Instructions to follow —
Copy each line exactly. Drop every picture.

Data extract —

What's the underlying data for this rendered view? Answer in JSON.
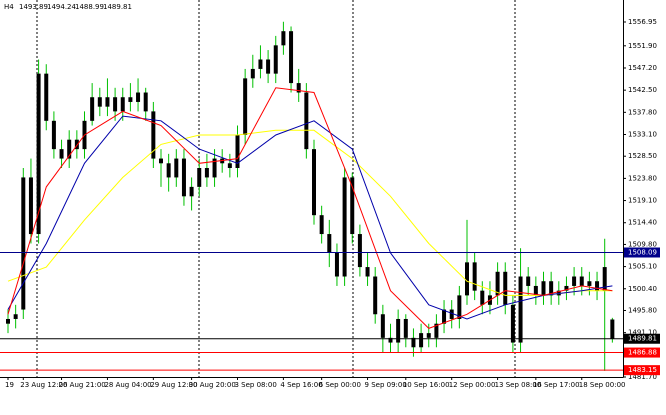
{
  "chart_data": {
    "type": "candlestick",
    "title": "H4",
    "open": [
      1493,
      1494,
      1496,
      1524,
      1512,
      1546,
      1536,
      1530,
      1528,
      1532,
      1530,
      1536,
      1541,
      1539,
      1541,
      1538,
      1541,
      1540,
      1542,
      1538,
      1528,
      1527,
      1524,
      1528,
      1520,
      1522,
      1526,
      1524,
      1528,
      1527,
      1526,
      1533,
      1545,
      1547,
      1549,
      1546,
      1552,
      1555,
      1544,
      1542,
      1530,
      1516,
      1512,
      1508,
      1503,
      1524,
      1512,
      1505,
      1503,
      1495,
      1490,
      1489,
      1494,
      1490,
      1488,
      1491,
      1490,
      1493,
      1496,
      1494,
      1499,
      1506,
      1500,
      1497,
      1499,
      1504,
      1497,
      1489,
      1503,
      1501,
      1499,
      1502,
      1499,
      1500,
      1501,
      1503,
      1501,
      1502,
      1500,
      1493.89
    ],
    "high": [
      1496,
      1497,
      1526,
      1528,
      1549,
      1548,
      1538,
      1532,
      1534,
      1534,
      1538,
      1544,
      1543,
      1545,
      1543,
      1543,
      1544,
      1545,
      1543,
      1540,
      1530,
      1529,
      1530,
      1530,
      1524,
      1528,
      1529,
      1530,
      1530,
      1529,
      1535,
      1547,
      1550,
      1552,
      1551,
      1554,
      1557,
      1556,
      1547,
      1544,
      1532,
      1518,
      1515,
      1510,
      1526,
      1525,
      1514,
      1508,
      1505,
      1497,
      1493,
      1496,
      1495,
      1492,
      1493,
      1493,
      1495,
      1498,
      1498,
      1501,
      1515,
      1508,
      1502,
      1502,
      1506,
      1506,
      1499,
      1509,
      1505,
      1503,
      1504,
      1504,
      1502,
      1503,
      1505,
      1505,
      1504,
      1504,
      1511,
      1494.24
    ],
    "low": [
      1491,
      1492,
      1494,
      1510,
      1510,
      1534,
      1528,
      1526,
      1526,
      1528,
      1528,
      1535,
      1537,
      1537,
      1536,
      1536,
      1538,
      1538,
      1536,
      1526,
      1522,
      1521,
      1522,
      1518,
      1517,
      1520,
      1522,
      1522,
      1525,
      1524,
      1524,
      1531,
      1543,
      1545,
      1544,
      1544,
      1550,
      1542,
      1540,
      1528,
      1514,
      1510,
      1505,
      1501,
      1501,
      1510,
      1503,
      1501,
      1493,
      1487,
      1487,
      1487,
      1488,
      1486,
      1487,
      1488,
      1488,
      1491,
      1492,
      1492,
      1497,
      1498,
      1495,
      1495,
      1497,
      1495,
      1487,
      1487,
      1499,
      1497,
      1497,
      1497,
      1497,
      1498,
      1499,
      1499,
      1499,
      1498,
      1483,
      1488.99
    ],
    "close": [
      1494,
      1495,
      1524,
      1512,
      1546,
      1536,
      1530,
      1528,
      1532,
      1530,
      1536,
      1541,
      1539,
      1541,
      1538,
      1541,
      1540,
      1542,
      1538,
      1528,
      1527,
      1524,
      1528,
      1520,
      1522,
      1526,
      1524,
      1528,
      1527,
      1526,
      1533,
      1545,
      1547,
      1549,
      1546,
      1552,
      1555,
      1544,
      1542,
      1530,
      1516,
      1512,
      1508,
      1503,
      1524,
      1512,
      1505,
      1503,
      1495,
      1490,
      1489,
      1494,
      1490,
      1488,
      1491,
      1490,
      1493,
      1496,
      1494,
      1499,
      1506,
      1500,
      1497,
      1499,
      1504,
      1497,
      1489,
      1503,
      1501,
      1499,
      1502,
      1499,
      1500,
      1501,
      1503,
      1501,
      1502,
      1500,
      1505,
      1489.81
    ],
    "body_color": "#000000",
    "wick_color": "#00c000",
    "indicators": [
      {
        "color": "#ffff00",
        "x": [
          0,
          5,
          10,
          15,
          20,
          25,
          30,
          35,
          40,
          45,
          50,
          55,
          60,
          65,
          70,
          75,
          79
        ],
        "values": [
          1502,
          1505,
          1515,
          1524,
          1531,
          1533,
          1533,
          1534,
          1534,
          1528,
          1520,
          1510,
          1502,
          1499,
          1499,
          1500,
          1500
        ]
      },
      {
        "color": "#0000aa",
        "x": [
          0,
          5,
          10,
          15,
          20,
          25,
          30,
          35,
          40,
          45,
          50,
          55,
          60,
          65,
          70,
          75,
          79
        ],
        "values": [
          1496,
          1510,
          1527,
          1537,
          1536,
          1530,
          1527,
          1533,
          1536,
          1530,
          1508,
          1497,
          1494,
          1497,
          1499,
          1500,
          1501
        ]
      },
      {
        "color": "#ff0000",
        "x": [
          0,
          5,
          10,
          15,
          20,
          25,
          30,
          35,
          40,
          45,
          50,
          55,
          60,
          65,
          70,
          75,
          79
        ],
        "values": [
          1495,
          1522,
          1533,
          1538,
          1535,
          1527,
          1528,
          1543,
          1542,
          1522,
          1500,
          1492,
          1495,
          1500,
          1499,
          1501,
          1500
        ]
      }
    ],
    "levels": [
      {
        "value": 1508.09,
        "color": "#00008b"
      },
      {
        "value": 1489.81,
        "color": "#000000"
      },
      {
        "value": 1486.88,
        "color": "#ff0000"
      },
      {
        "value": 1483.15,
        "color": "#ff0000"
      }
    ],
    "ylim": [
      1481.7,
      1561.61
    ],
    "yticks": [
      1556.95,
      {
        "value": 1551.9,
        "label": "1551.90"
      },
      {
        "value": 1547.2,
        "label": "1547.20"
      },
      {
        "value": 1542.5,
        "label": "1542.50"
      },
      {
        "value": 1537.8,
        "label": "1537.80"
      },
      {
        "value": 1533.1,
        "label": "1533.10"
      },
      {
        "value": 1528.5,
        "label": "1528.50"
      },
      {
        "value": 1523.8,
        "label": "1523.80"
      },
      {
        "value": 1519.1,
        "label": "1519.10"
      },
      {
        "value": 1514.4,
        "label": "1514.40"
      },
      {
        "value": 1509.8,
        "label": "1509.80"
      },
      {
        "value": 1505.1,
        "label": "1505.10"
      },
      {
        "value": 1500.4,
        "label": "1500.40"
      },
      {
        "value": 1495.8,
        "label": "1495.80"
      },
      {
        "value": 1491.1,
        "label": "1491.10"
      },
      {
        "value": 1481.7,
        "label": "1481.70"
      }
    ],
    "xticks": [
      {
        "value": 0,
        "label": "19"
      },
      {
        "value": 2,
        "label": "23 Aug 12:00"
      },
      {
        "value": 7,
        "label": "26 Aug 21:00"
      },
      {
        "value": 13,
        "label": "28 Aug 04:00"
      },
      {
        "value": 19,
        "label": "29 Aug 12:00"
      },
      {
        "value": 24,
        "label": "30 Aug 20:00"
      },
      {
        "value": 30,
        "label": "3 Sep 08:00"
      },
      {
        "value": 36,
        "label": "4 Sep 16:00"
      },
      {
        "value": 41,
        "label": "6 Sep 00:00"
      },
      {
        "value": 47,
        "label": "9 Sep 09:00"
      },
      {
        "value": 52,
        "label": "10 Sep 16:00"
      },
      {
        "value": 58,
        "label": "12 Sep 00:00"
      },
      {
        "value": 64,
        "label": "13 Sep 08:00"
      },
      {
        "value": 69,
        "label": "16 Sep 17:00"
      },
      {
        "value": 75,
        "label": "18 Sep 00:00"
      }
    ]
  }
}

Exercise output —
What's the underlying data for this rendered view? Answer in JSON.
{
  "chart_data": {
    "type": "candlestick",
    "title": "H4",
    "open": [
      1493,
      1494,
      1496,
      1524,
      1512,
      1546,
      1536,
      1530,
      1528,
      1532,
      1530,
      1536,
      1541,
      1539,
      1541,
      1538,
      1541,
      1540,
      1542,
      1538,
      1528,
      1527,
      1524,
      1528,
      1520,
      1522,
      1526,
      1524,
      1528,
      1527,
      1526,
      1533,
      1545,
      1547,
      1549,
      1546,
      1552,
      1555,
      1544,
      1542,
      1530,
      1516,
      1512,
      1508,
      1503,
      1524,
      1512,
      1505,
      1503,
      1495,
      1490,
      1489,
      1494,
      1490,
      1488,
      1491,
      1490,
      1493,
      1496,
      1494,
      1499,
      1506,
      1500,
      1497,
      1499,
      1504,
      1497,
      1489,
      1503,
      1501,
      1499,
      1502,
      1499,
      1500,
      1501,
      1503,
      1501,
      1502,
      1500,
      1493.89
    ],
    "high": [
      1496,
      1497,
      1526,
      1528,
      1549,
      1548,
      1538,
      1532,
      1534,
      1534,
      1538,
      1544,
      1543,
      1545,
      1543,
      1543,
      1544,
      1545,
      1543,
      1540,
      1530,
      1529,
      1530,
      1530,
      1524,
      1528,
      1529,
      1530,
      1530,
      1529,
      1535,
      1547,
      1550,
      1552,
      1551,
      1554,
      1557,
      1556,
      1547,
      1544,
      1532,
      1518,
      1515,
      1510,
      1526,
      1525,
      1514,
      1508,
      1505,
      1497,
      1493,
      1496,
      1495,
      1492,
      1493,
      1493,
      1495,
      1498,
      1498,
      1501,
      1515,
      1508,
      1502,
      1502,
      1506,
      1506,
      1499,
      1509,
      1505,
      1503,
      1504,
      1504,
      1502,
      1503,
      1505,
      1505,
      1504,
      1504,
      1511,
      1494.24
    ],
    "low": [
      1491,
      1492,
      1494,
      1510,
      1510,
      1534,
      1528,
      1526,
      1526,
      1528,
      1528,
      1535,
      1537,
      1537,
      1536,
      1536,
      1538,
      1538,
      1536,
      1526,
      1522,
      1521,
      1522,
      1518,
      1517,
      1520,
      1522,
      1522,
      1525,
      1524,
      1524,
      1531,
      1543,
      1545,
      1544,
      1544,
      1550,
      1542,
      1540,
      1528,
      1514,
      1510,
      1505,
      1501,
      1501,
      1510,
      1503,
      1501,
      1493,
      1487,
      1487,
      1487,
      1488,
      1486,
      1487,
      1488,
      1488,
      1491,
      1492,
      1492,
      1497,
      1498,
      1495,
      1495,
      1497,
      1495,
      1487,
      1487,
      1499,
      1497,
      1497,
      1497,
      1497,
      1498,
      1499,
      1499,
      1499,
      1498,
      1483,
      1488.99
    ],
    "close": [
      1494,
      1495,
      1524,
      1512,
      1546,
      1536,
      1530,
      1528,
      1532,
      1530,
      1536,
      1541,
      1539,
      1541,
      1538,
      1541,
      1540,
      1542,
      1538,
      1528,
      1527,
      1524,
      1528,
      1520,
      1522,
      1526,
      1524,
      1528,
      1527,
      1526,
      1533,
      1545,
      1547,
      1549,
      1546,
      1552,
      1555,
      1544,
      1542,
      1530,
      1516,
      1512,
      1508,
      1503,
      1524,
      1512,
      1505,
      1503,
      1495,
      1490,
      1489,
      1494,
      1490,
      1488,
      1491,
      1490,
      1493,
      1496,
      1494,
      1499,
      1506,
      1500,
      1497,
      1499,
      1504,
      1497,
      1489,
      1503,
      1501,
      1499,
      1502,
      1499,
      1500,
      1501,
      1503,
      1501,
      1502,
      1500,
      1505,
      1489.81
    ],
    "body_color": "#000000",
    "wick_color": "#00c000",
    "indicators": [
      {
        "color": "#ffff00",
        "x": [
          0,
          5,
          10,
          15,
          20,
          25,
          30,
          35,
          40,
          45,
          50,
          55,
          60,
          65,
          70,
          75,
          79
        ],
        "values": [
          1502,
          1505,
          1515,
          1524,
          1531,
          1533,
          1533,
          1534,
          1534,
          1528,
          1520,
          1510,
          1502,
          1499,
          1499,
          1500,
          1500
        ]
      },
      {
        "color": "#0000aa",
        "x": [
          0,
          5,
          10,
          15,
          20,
          25,
          30,
          35,
          40,
          45,
          50,
          55,
          60,
          65,
          70,
          75,
          79
        ],
        "values": [
          1496,
          1510,
          1527,
          1537,
          1536,
          1530,
          1527,
          1533,
          1536,
          1530,
          1508,
          1497,
          1494,
          1497,
          1499,
          1500,
          1501
        ]
      },
      {
        "color": "#ff0000",
        "x": [
          0,
          5,
          10,
          15,
          20,
          25,
          30,
          35,
          40,
          45,
          50,
          55,
          60,
          65,
          70,
          75,
          79
        ],
        "values": [
          1495,
          1522,
          1533,
          1538,
          1535,
          1527,
          1528,
          1543,
          1542,
          1522,
          1500,
          1492,
          1495,
          1500,
          1499,
          1501,
          1500
        ]
      }
    ],
    "levels": [
      {
        "value": 1508.09,
        "color": "#00008b"
      },
      {
        "value": 1489.81,
        "color": "#000000"
      },
      {
        "value": 1486.88,
        "color": "#ff0000"
      },
      {
        "value": 1483.15,
        "color": "#ff0000"
      }
    ],
    "ylim": [
      1481.7,
      1561.61
    ],
    "yticks": [
      1556.95,
      {
        "value": 1551.9,
        "label": "1551.90"
      },
      {
        "value": 1547.2,
        "label": "1547.20"
      },
      {
        "value": 1542.5,
        "label": "1542.50"
      },
      {
        "value": 1537.8,
        "label": "1537.80"
      },
      {
        "value": 1533.1,
        "label": "1533.10"
      },
      {
        "value": 1528.5,
        "label": "1528.50"
      },
      {
        "value": 1523.8,
        "label": "1523.80"
      },
      {
        "value": 1519.1,
        "label": "1519.10"
      },
      {
        "value": 1514.4,
        "label": "1514.40"
      },
      {
        "value": 1509.8,
        "label": "1509.80"
      },
      {
        "value": 1505.1,
        "label": "1505.10"
      },
      {
        "value": 1500.4,
        "label": "1500.40"
      },
      {
        "value": 1495.8,
        "label": "1495.80"
      },
      {
        "value": 1491.1,
        "label": "1491.10"
      },
      {
        "value": 1481.7,
        "label": "1481.70"
      }
    ],
    "xticks": [
      {
        "value": 0,
        "label": "19"
      },
      {
        "value": 2,
        "label": "23 Aug 12:00"
      },
      {
        "value": 7,
        "label": "26 Aug 21:00"
      },
      {
        "value": 13,
        "label": "28 Aug 04:00"
      },
      {
        "value": 19,
        "label": "29 Aug 12:00"
      },
      {
        "value": 24,
        "label": "30 Aug 20:00"
      },
      {
        "value": 30,
        "label": "3 Sep 08:00"
      },
      {
        "value": 36,
        "label": "4 Sep 16:00"
      },
      {
        "value": 41,
        "label": "6 Sep 00:00"
      },
      {
        "value": 47,
        "label": "9 Sep 09:00"
      },
      {
        "value": 52,
        "label": "10 Sep 16:00"
      },
      {
        "value": 58,
        "label": "12 Sep 00:00"
      },
      {
        "value": 64,
        "label": "13 Sep 08:00"
      },
      {
        "value": 69,
        "label": "16 Sep 17:00"
      },
      {
        "value": 75,
        "label": "18 Sep 00:00"
      }
    ]
  }
}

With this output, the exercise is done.